* _Фрагмент документа_:
━━━━━━━━

Правда, могут быть православными и СМИ. Но тот же «Спас» или журнал «Фома» называются православными именно потому, что они принадлежат Русской православной церкви, и на них верующие журналисты обсуждают все те же проблемы, что и другие СМИ, но с православной точки зрения. Поэтому я не понимаю, почему православные телеканалы не могут проводить ток-шоу или пользоваться какими-то иными современными телевизионными форматами. Другое дело, что нормальные форматы неправильно используются на некоторых телеканалах.

Скажем, что такое ток-шоу? Это просто передача, где есть ведущий, который дает людям высказать разные точки зрения. Но сегодня ток-шоу ассоциируются у нас в основном с криками, оскорблениями. Люди там орут, даже не пытаясь услышать друг друга. «Спас», используя формат ток-шоу, пытается показать, что таким образом собеседника можно услышать. Или те же самые реалити-шоу. У нас уже сформировалось представление, что это непременно подглядывание, подслушивание чего-то пошлого, неприличного. Но такого на «Спасе» или каких-то иных подлинно православных каналах, конечно, никогда не будет. Но при этом для того, чтобы быть интересными и конкурентоспособными, они должны использовать современные форматы подачи информации.

━━━━━━━━

* _Показанные записи_:
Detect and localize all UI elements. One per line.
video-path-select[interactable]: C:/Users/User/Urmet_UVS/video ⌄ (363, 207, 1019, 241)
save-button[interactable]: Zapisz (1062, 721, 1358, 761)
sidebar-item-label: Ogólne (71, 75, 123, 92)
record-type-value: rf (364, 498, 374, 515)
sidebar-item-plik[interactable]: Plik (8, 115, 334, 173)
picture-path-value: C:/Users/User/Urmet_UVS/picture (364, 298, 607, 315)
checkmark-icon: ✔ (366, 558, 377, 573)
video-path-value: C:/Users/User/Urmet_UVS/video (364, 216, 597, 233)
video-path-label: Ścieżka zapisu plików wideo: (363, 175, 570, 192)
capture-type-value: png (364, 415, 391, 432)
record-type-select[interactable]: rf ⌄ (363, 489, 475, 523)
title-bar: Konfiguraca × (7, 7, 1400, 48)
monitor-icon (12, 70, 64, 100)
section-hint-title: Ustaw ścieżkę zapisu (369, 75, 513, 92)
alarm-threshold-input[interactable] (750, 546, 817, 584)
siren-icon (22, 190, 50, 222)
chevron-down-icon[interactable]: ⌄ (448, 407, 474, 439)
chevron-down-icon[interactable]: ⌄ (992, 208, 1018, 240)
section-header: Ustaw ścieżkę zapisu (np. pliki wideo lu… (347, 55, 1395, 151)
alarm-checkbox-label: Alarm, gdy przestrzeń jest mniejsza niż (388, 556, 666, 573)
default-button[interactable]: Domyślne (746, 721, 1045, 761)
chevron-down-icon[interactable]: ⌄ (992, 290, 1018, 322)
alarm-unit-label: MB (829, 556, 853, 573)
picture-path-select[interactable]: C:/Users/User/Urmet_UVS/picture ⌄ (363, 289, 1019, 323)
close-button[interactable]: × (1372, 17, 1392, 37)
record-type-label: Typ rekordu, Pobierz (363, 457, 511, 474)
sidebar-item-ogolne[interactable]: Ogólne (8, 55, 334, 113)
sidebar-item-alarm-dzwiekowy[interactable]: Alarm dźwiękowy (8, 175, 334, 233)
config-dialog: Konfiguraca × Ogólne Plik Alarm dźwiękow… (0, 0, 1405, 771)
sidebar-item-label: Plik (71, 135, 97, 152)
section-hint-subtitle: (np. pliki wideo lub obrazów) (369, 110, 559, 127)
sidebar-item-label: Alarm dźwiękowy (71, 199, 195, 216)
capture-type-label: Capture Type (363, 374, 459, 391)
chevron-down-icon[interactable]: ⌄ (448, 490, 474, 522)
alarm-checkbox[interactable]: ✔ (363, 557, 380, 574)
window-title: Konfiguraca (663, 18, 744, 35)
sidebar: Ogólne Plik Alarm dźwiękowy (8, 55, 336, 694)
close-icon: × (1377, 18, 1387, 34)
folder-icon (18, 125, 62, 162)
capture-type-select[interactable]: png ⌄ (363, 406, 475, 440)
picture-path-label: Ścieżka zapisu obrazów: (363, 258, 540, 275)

━━━━━━━━

* _Поставленная задача A_: Воспроизведите из фрагмента документа отрывок от слов «Правда, могут быть» до слов «на некоторых телеканалах.» включительно.
* _Поставленная задача B_: Изложите суть текста о православных СМИ в двух предложениях.
* _Поставленная задача C_: По тексту о православных СМИ перечислите все, с чем сегодня ассоциируются ток-шоу и из чего, по сложившемуся представлению, непременно состоят реалити-шоу.

* _Результат выполнения A_:
Правда, могут быть православными и СМИ. Но тот же «Спас» или журнал «Фома» называются православными именно потому, что они принадлежат Русской православной церкви, и на них верующие журналисты обсуждают все те же проблемы, что и другие СМИ, но с православной точки зрения. Поэтому я не понимаю, почему православные телеканалы не могут проводить ток-шоу или пользоваться какими-то иными современными телевизионными форматами. Другое дело, что нормальные форматы неправильно используются на некоторых телеканалах.

* _Результат выполнения B_: Православными называются СМИ, которые принадлежат Русской православной церкви, например «Спас» или журнал «Фома»: верующие журналисты обсуждают там те же проблемы, что и другие СМИ, но с православной точки зрения. Такие каналы могут использовать современные форматы вроде ток-шоу и реалити-шоу без криков и пошлости, ведь без этих форматов им не быть интересными и конкурентоспособными.

* _Результат выполнения C_:
Ток-шоу: крики, оскорбления.
Реалити-шоу: подглядывание и подслушивание чего-то пошлого, неприличного.